Short exercise — Every line of the data that contains the string "整改目标" must be copied.

Stored data —

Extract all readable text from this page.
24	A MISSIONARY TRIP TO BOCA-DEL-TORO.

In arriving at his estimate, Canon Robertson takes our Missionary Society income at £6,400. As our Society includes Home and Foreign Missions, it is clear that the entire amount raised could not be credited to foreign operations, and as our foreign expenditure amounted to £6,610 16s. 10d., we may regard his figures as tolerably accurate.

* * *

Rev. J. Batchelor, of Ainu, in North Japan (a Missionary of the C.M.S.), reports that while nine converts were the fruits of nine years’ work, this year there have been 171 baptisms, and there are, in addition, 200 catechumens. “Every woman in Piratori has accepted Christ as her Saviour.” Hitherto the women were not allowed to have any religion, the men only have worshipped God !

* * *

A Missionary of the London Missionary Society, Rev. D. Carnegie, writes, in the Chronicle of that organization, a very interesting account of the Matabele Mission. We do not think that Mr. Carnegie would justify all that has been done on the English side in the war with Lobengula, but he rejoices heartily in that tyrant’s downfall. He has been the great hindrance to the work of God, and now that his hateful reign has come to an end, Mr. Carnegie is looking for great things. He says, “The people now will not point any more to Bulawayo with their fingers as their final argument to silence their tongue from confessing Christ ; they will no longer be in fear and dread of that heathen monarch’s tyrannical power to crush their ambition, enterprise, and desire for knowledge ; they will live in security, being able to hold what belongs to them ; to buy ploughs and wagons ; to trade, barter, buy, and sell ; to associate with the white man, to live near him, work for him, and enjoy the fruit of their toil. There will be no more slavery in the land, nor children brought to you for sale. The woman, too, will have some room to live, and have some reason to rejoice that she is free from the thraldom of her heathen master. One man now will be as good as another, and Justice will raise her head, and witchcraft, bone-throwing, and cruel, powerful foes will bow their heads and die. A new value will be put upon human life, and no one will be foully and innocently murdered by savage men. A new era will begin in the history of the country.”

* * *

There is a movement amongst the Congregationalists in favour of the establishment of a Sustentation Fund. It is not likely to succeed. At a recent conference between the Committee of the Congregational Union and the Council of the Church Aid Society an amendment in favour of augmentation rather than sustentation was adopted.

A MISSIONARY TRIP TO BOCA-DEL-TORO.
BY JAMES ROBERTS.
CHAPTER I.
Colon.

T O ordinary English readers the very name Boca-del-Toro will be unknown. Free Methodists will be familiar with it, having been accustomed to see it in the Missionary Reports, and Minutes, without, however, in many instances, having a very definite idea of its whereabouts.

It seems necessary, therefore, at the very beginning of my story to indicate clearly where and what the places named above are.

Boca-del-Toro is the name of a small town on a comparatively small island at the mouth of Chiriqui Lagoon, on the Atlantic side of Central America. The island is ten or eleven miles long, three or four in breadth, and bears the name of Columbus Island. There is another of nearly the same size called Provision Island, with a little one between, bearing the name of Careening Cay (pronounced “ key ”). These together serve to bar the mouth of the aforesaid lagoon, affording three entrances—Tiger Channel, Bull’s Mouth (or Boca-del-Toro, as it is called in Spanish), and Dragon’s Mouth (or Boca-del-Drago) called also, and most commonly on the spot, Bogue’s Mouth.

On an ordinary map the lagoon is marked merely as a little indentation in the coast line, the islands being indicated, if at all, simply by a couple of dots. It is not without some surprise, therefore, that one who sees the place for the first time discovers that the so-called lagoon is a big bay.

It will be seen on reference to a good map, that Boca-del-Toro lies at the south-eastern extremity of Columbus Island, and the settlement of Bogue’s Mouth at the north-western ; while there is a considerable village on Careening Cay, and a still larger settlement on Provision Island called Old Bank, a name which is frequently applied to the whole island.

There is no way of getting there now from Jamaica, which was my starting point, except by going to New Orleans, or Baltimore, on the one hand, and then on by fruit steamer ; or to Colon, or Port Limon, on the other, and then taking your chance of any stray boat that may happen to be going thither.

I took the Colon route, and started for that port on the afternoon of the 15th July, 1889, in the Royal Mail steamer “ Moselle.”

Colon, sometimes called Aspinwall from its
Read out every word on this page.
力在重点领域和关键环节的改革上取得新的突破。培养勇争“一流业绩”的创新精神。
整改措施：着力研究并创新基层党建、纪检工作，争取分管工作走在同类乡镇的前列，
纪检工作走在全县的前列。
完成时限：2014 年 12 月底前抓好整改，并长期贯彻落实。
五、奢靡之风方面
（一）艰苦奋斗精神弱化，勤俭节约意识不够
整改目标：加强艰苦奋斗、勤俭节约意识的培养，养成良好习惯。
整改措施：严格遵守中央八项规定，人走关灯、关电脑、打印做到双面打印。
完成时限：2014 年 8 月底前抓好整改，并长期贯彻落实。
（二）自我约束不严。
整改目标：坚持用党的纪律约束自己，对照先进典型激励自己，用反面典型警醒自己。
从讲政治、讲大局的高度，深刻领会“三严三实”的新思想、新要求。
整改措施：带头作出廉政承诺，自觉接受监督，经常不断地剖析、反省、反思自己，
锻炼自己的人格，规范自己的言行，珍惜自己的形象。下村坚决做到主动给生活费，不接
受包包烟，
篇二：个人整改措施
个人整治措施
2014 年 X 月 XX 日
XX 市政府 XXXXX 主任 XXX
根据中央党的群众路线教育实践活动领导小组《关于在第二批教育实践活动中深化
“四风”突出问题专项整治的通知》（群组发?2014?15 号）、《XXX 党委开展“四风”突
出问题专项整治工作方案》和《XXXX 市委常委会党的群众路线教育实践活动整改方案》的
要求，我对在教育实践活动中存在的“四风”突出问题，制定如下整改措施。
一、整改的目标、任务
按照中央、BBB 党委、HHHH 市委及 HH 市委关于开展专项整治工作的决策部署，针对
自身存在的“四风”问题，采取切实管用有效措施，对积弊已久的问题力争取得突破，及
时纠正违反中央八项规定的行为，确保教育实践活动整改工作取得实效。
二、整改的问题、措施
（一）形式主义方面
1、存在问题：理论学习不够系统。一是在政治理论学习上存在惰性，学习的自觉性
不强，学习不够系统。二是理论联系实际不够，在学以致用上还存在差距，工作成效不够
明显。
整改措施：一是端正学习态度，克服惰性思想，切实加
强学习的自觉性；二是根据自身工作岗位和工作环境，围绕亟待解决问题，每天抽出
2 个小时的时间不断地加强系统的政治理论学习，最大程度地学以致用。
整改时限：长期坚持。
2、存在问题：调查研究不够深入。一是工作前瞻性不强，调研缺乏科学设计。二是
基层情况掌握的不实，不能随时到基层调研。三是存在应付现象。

Written solution —
整改目标：加强艰苦奋斗、勤俭节约意识的培养，养成良好习惯。
整改目标：坚持用党的纪律约束自己，对照先进典型激励自己，用反面典型警醒自己。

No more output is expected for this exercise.